Look through the material below for "严格按照市人社局批准的". Copy every line that contains it.

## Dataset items
--------------------
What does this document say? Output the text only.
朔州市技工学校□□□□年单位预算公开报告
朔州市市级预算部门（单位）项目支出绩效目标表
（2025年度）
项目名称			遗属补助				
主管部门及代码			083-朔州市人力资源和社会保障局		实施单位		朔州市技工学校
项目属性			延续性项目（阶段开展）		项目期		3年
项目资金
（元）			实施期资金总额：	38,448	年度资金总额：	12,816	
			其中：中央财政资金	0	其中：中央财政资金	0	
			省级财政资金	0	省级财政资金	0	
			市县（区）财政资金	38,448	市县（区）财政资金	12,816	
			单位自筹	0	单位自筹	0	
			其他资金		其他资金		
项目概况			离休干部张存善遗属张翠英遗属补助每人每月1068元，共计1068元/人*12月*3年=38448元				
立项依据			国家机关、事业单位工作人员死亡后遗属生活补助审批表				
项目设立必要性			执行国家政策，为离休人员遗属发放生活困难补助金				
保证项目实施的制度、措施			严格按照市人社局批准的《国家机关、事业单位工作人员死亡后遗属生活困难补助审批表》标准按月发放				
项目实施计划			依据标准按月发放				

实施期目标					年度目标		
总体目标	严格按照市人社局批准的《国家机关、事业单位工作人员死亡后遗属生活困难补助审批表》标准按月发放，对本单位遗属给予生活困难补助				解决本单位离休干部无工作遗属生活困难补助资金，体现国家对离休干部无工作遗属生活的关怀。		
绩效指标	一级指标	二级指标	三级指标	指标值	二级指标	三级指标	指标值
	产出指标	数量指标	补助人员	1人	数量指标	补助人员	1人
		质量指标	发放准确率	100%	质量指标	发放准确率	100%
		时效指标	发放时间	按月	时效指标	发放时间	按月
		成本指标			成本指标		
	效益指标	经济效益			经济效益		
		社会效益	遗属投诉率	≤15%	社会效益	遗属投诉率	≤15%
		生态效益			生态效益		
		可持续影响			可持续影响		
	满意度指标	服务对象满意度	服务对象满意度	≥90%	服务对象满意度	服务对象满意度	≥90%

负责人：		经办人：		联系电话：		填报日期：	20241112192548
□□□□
--------------------
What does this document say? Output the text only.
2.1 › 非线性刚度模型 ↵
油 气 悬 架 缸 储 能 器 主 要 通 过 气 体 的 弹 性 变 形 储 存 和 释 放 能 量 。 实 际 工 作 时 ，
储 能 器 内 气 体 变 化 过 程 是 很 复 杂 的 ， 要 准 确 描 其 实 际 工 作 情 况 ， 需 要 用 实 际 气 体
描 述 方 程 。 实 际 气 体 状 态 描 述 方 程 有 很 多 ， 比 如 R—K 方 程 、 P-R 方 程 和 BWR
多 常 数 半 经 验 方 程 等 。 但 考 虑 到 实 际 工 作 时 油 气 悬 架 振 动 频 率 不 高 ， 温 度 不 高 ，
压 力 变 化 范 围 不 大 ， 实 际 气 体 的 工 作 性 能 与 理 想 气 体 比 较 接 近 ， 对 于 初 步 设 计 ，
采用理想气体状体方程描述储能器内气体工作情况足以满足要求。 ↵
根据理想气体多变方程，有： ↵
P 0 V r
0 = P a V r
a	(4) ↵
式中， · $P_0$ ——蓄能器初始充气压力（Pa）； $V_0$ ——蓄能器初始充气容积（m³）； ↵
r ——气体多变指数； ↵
--------------------
## Solution to this exercise
保证项目实施的制度、措施			严格按照市人社局批准的《国家机关、事业单位工作人员死亡后遗属生活困难补助审批表》标准按月发放				
总体目标	严格按照市人社局批准的《国家机关、事业单位工作人员死亡后遗属生活困难补助审批表》标准按月发放，对本单位遗属给予生活困难补助				解决本单位离休干部无工作遗属生活困难补助资金，体现国家对离休干部无工作遗属生活的关怀。		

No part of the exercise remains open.